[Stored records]

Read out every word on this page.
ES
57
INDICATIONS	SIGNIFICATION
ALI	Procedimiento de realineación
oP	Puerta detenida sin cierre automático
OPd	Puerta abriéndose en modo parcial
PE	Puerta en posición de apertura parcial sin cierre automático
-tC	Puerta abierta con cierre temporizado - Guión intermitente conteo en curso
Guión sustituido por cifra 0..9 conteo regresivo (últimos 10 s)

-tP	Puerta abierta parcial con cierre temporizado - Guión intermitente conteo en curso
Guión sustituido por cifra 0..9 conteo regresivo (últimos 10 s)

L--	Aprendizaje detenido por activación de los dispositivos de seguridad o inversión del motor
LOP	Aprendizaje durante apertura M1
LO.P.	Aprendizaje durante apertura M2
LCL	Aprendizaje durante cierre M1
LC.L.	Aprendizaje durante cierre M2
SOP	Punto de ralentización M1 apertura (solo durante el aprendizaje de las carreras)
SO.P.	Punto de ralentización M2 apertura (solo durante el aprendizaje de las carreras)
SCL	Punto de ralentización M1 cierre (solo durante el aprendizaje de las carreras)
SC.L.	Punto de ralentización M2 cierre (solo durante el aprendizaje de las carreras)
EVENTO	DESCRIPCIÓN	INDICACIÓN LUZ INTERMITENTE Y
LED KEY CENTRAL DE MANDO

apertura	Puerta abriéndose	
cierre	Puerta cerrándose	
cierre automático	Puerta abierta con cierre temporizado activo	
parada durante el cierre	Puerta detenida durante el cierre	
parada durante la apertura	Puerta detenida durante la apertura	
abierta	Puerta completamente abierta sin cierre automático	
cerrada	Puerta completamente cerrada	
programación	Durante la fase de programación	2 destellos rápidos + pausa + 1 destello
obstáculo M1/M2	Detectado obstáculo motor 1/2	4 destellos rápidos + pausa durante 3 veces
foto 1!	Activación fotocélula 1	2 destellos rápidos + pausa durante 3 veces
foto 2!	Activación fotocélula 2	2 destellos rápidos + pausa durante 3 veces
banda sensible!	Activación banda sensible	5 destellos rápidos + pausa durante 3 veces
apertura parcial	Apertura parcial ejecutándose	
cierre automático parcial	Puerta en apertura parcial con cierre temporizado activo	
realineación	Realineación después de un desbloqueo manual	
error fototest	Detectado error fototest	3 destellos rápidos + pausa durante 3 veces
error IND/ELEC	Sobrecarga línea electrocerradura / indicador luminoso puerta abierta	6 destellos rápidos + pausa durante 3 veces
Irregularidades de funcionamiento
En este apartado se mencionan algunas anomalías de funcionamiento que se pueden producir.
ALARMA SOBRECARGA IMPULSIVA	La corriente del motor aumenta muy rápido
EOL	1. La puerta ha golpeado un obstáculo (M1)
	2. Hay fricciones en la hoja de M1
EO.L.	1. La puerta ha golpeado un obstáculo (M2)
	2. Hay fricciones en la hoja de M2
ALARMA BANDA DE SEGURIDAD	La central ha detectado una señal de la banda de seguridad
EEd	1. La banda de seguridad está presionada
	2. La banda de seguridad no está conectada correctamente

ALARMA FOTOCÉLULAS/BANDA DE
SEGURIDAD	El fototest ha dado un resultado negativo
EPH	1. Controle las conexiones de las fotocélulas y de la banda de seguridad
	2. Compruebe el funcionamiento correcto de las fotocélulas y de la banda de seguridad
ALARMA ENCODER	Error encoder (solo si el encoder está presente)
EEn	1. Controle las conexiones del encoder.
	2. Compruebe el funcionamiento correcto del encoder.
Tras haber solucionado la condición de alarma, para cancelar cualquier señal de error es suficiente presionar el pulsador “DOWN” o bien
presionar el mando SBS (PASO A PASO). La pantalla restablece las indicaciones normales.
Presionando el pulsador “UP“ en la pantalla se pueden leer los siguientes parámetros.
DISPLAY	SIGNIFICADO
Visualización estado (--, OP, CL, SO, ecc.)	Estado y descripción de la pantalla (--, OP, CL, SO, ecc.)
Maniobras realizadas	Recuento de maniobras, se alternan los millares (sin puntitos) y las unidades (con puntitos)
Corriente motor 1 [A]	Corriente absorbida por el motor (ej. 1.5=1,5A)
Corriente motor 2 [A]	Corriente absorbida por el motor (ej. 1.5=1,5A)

Problem description: Using the exact wording, write out all of the records.

Correct response:
Read out every word on this page.
ES
57
INDICATIONS	SIGNIFICATION
ALI	Procedimiento de realineación
oP	Puerta detenida sin cierre automático
OPd	Puerta abriéndose en modo parcial
PE	Puerta en posición de apertura parcial sin cierre automático
-tC	Puerta abierta con cierre temporizado - Guión intermitente conteo en curso
Guión sustituido por cifra 0..9 conteo regresivo (últimos 10 s)

-tP	Puerta abierta parcial con cierre temporizado - Guión intermitente conteo en curso
Guión sustituido por cifra 0..9 conteo regresivo (últimos 10 s)

L--	Aprendizaje detenido por activación de los dispositivos de seguridad o inversión del motor
LOP	Aprendizaje durante apertura M1
LO.P.	Aprendizaje durante apertura M2
LCL	Aprendizaje durante cierre M1
LC.L.	Aprendizaje durante cierre M2
SOP	Punto de ralentización M1 apertura (solo durante el aprendizaje de las carreras)
SO.P.	Punto de ralentización M2 apertura (solo durante el aprendizaje de las carreras)
SCL	Punto de ralentización M1 cierre (solo durante el aprendizaje de las carreras)
SC.L.	Punto de ralentización M2 cierre (solo durante el aprendizaje de las carreras)
EVENTO	DESCRIPCIÓN	INDICACIÓN LUZ INTERMITENTE Y
LED KEY CENTRAL DE MANDO

apertura	Puerta abriéndose	
cierre	Puerta cerrándose	
cierre automático	Puerta abierta con cierre temporizado activo	
parada durante el cierre	Puerta detenida durante el cierre	
parada durante la apertura	Puerta detenida durante la apertura	
abierta	Puerta completamente abierta sin cierre automático	
cerrada	Puerta completamente cerrada	
programación	Durante la fase de programación	2 destellos rápidos + pausa + 1 destello
obstáculo M1/M2	Detectado obstáculo motor 1/2	4 destellos rápidos + pausa durante 3 veces
foto 1!	Activación fotocélula 1	2 destellos rápidos + pausa durante 3 veces
foto 2!	Activación fotocélula 2	2 destellos rápidos + pausa durante 3 veces
banda sensible!	Activación banda sensible	5 destellos rápidos + pausa durante 3 veces
apertura parcial	Apertura parcial ejecutándose	
cierre automático parcial	Puerta en apertura parcial con cierre temporizado activo	
realineación	Realineación después de un desbloqueo manual	
error fototest	Detectado error fototest	3 destellos rápidos + pausa durante 3 veces
error IND/ELEC	Sobrecarga línea electrocerradura / indicador luminoso puerta abierta	6 destellos rápidos + pausa durante 3 veces
Irregularidades de funcionamiento
En este apartado se mencionan algunas anomalías de funcionamiento que se pueden producir.
ALARMA SOBRECARGA IMPULSIVA	La corriente del motor aumenta muy rápido
EOL	1. La puerta ha golpeado un obstáculo (M1)
	2. Hay fricciones en la hoja de M1
EO.L.	1. La puerta ha golpeado un obstáculo (M2)
	2. Hay fricciones en la hoja de M2
ALARMA BANDA DE SEGURIDAD	La central ha detectado una señal de la banda de seguridad
EEd	1. La banda de seguridad está presionada
	2. La banda de seguridad no está conectada correctamente

ALARMA FOTOCÉLULAS/BANDA DE
SEGURIDAD	El fototest ha dado un resultado negativo
EPH	1. Controle las conexiones de las fotocélulas y de la banda de seguridad
	2. Compruebe el funcionamiento correcto de las fotocélulas y de la banda de seguridad
ALARMA ENCODER	Error encoder (solo si el encoder está presente)
EEn	1. Controle las conexiones del encoder.
	2. Compruebe el funcionamiento correcto del encoder.
Tras haber solucionado la condición de alarma, para cancelar cualquier señal de error es suficiente presionar el pulsador “DOWN” o bien
presionar el mando SBS (PASO A PASO). La pantalla restablece las indicaciones normales.
Presionando el pulsador “UP“ en la pantalla se pueden leer los siguientes parámetros.
DISPLAY	SIGNIFICADO
Visualización estado (--, OP, CL, SO, ecc.)	Estado y descripción de la pantalla (--, OP, CL, SO, ecc.)
Maniobras realizadas	Recuento de maniobras, se alternan los millares (sin puntitos) y las unidades (con puntitos)
Corriente motor 1 [A]	Corriente absorbida por el motor (ej. 1.5=1,5A)
Corriente motor 2 [A]	Corriente absorbida por el motor (ej. 1.5=1,5A)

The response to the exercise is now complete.